Shae Washington, a Black queer Christian woman, struggled to reconcile her sexuality and her spirituality. Her church had always taught that you cannot be both Christian and queer. After years of praying about her struggle, one day she heard God say, “I have already set you free on the cross. Why are you still in the closet? Come out, be who I created you to be.” That day, when Shae chose to trust God’s authority over her own certainty, she said she felt a tremendous peace from God. That peace kept her grounded as former friends now demanded she show them where in the Bible it said this was okay and as church members charged her with arrogance for elevating her own experience over years of tradition.

Shae was among those living on the frontlines of the so-called culture wars—conservative Christians who are also LGBTQ+. Some of the things that make a lot of their lives hell make a lot of other people’s lives hell, too, in less direct ways. We all gain by understanding their situations. As we think about pride this month, the lives of LGBTQ+ conservative Christians can help us to see the link between pride and humility, and how both are necessary for love and justice. Knowing that you are a human being, worthy of love, is the kind of pride that a lot of straight, cisgender people take for granted. It is often denied to LGBTQ+ people. That is the pride we celebrate during Pride Month. As Shae’s story illustrates, many LGBTQ+ Christians find it is their humility that helps them recover or develop a healthy sense of pride: the belief in their fundamental worthiness of love and belonging.

Many LGBTQ+ conservative Christians have had loved ones cut them off from all connection out of fear that they are not just sinful, but dangerous to those they love. They are accused of “turning their backs on God,” even though many have begged and pleaded with God to take away the feelings that they thought made them unworthy of love. Still, many LGBTQ+ Christians stay connected to their faith communities, and more and more are being honest about who they are and engaging with their churches. LGBTQ+ Christians who are also people of color may need church as the one place where they find the support they need to survive living in a racist world from week to week. But unlike straight, cisgender people who may have church support groups to help with their marriages or families, LGBTQ+ people may not feel welcome to talk about their intimate relationships or find support for how to navigate them. And in predominantly white LGBTQ+ spaces, they may be free to express their sexual and gender identities, but might endure racism. Their stories make clear that it’s hard to flourish when you have to hide parts of yourself, and that we thrive when we are unconditionally loved and accepted as whole people. But getting there can be a tough road.

Looking at life from LGBTQ+ conservative Christians’ perspective, we see how actions that look like love might not actually be loving. In our research, we heard about a dynamic we call sacramental shame, where churches required LGBTQ+ members continually to feel and display shame—an emotion that signals they know they are unworthy of love—as a sign that they have not rejected God. This requirement was often shrouded in the language of love, “we love you, but we hate your sin,” and in expressions of affection and care. Being gay, bi, or trans was compared to being a murderer, or cheating on a spouse, or embezzling funds—all things that violate other people’s trust and break relationships. Yet the same people who taught that God could forgive people for these things also taught that being LGBTQ+—which is generally involuntary and doesn’t actually hurt anyone—makes a person uniquely unworthy of God’s love. When you treat being LGBTQ+ itself as a sin—the worst sin—you treat your own understanding of gender and sexuality as greater than God’s love, as a commandment more important than the Ten Commandments (which, Jesus said, all boil down to loving God and neighbor).

(Written exercise 1)
In the essay on LGBTQ+ conservative Christians, what name is given to the dynamic in which churches required LGBTQ+ members to continually feel and display shame?
(Written exercise 2)
Transcribe word for word the portion of the essay on LGBTQ+ conservative Christians that begins at the words "Shae Washington, a" and ends after the words "years of tradition.".
(Written exercise 3)
Write the next portion of the essay on LGBTQ+ conservative Christians, picking up after its final sentence.

(Data records)

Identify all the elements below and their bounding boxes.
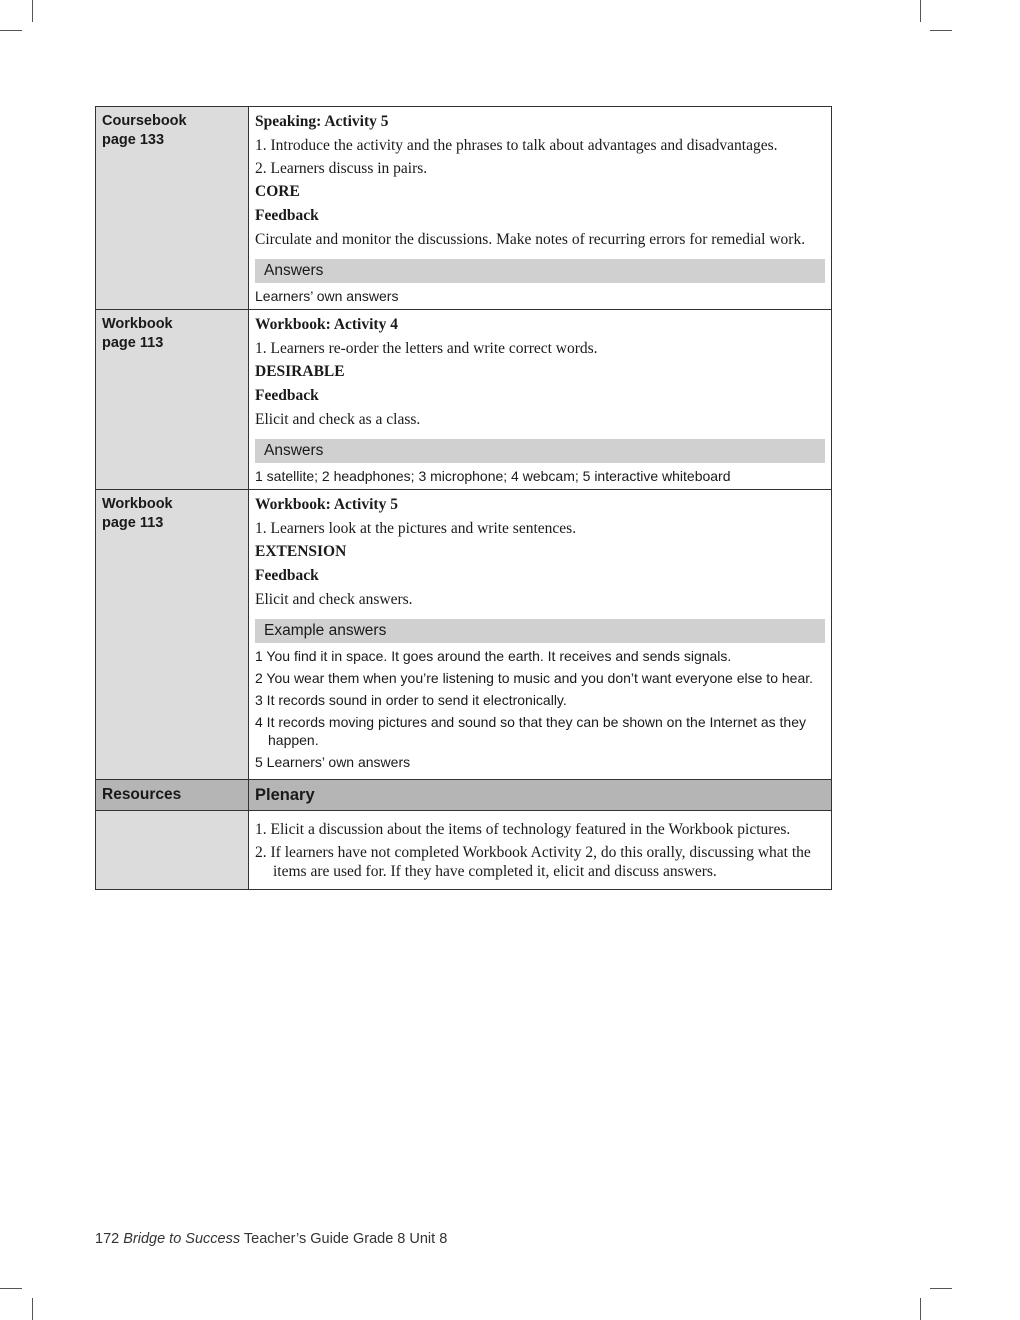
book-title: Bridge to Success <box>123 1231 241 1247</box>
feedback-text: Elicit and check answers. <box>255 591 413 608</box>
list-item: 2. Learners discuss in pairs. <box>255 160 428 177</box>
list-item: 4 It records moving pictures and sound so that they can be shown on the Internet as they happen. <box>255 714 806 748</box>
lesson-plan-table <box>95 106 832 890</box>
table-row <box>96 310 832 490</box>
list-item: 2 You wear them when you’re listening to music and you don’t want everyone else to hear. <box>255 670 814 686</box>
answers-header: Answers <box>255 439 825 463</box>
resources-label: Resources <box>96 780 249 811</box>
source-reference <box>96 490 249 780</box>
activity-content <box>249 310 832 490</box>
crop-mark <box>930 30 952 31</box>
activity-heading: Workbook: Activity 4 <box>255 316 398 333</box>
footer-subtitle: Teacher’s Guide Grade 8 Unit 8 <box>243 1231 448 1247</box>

(Exercise response 1)
Sacramental shame.

(Exercise response 2)
Shae Washington, a Black queer Christian woman, struggled to reconcile her sexuality and her spirituality. Her church had always taught that you cannot be both Christian and queer. After years of praying about her struggle, one day she heard God say, “I have already set you free on the cross. Why are you still in the closet? Come out, be who I created you to be.” That day, when Shae chose to trust God’s authority over her own certainty, she said she felt a tremendous peace from God. That peace kept her grounded as former friends now demanded she show them where in the Bible it said this was okay and as church members charged her with arrogance for elevating her own experience over years of tradition.

(Exercise response 3)
There is a particular harm that is caused by treating someone like their capacity to love is dangerous. It can make people feel like monsters. We heard from people for whom life had become completely unlivable because they felt unworthy of human connection and God’s love. They kept friends at arm’s length out of fear that getting too close would condemn them both to hell.

When someone has been treated this way, and comes out of it recognizing that they are not monsters but human beings, they feel alive again. That is pride: knowing that they are worthy of love and belonging, with their gifts and flaws, simply because they are human. In contrast to arrogance or hubris, we call this “relational pride.” Relational pride is taken for granted by many cisgender and heterosexual Christians, because no one ever questions that they deserve love. Knowing they are worthy of love only seems like arrogance to those who think LGBTQ+ people are uniquely unworthy. And yet they accuse LGBTQ+ people of being the arrogant ones.

Relational pride is not the opposite of humility, but its counterpart. Humility is a realistic knowledge of your gifts as well as your limitations. Humility enables us to admit that we might be wrong even when we feel pretty certain; it keeps us honest about our humanity, that none of us is all-knowing and that we need to learn from each other. Shae’s humility allowed her to be open to the possibility that she might be wrong about what she had always thought about gender and sexuality. It allowed her to trust God’s message that she is worthy of love, just as she is. What looked like arrogance to fellow church members was an act of submission to God, taking the harder path of being who God was telling her she was made to be. Shea’s humility led her to a healthy sense of pride—the joy of knowing she is worthy to give and receive love.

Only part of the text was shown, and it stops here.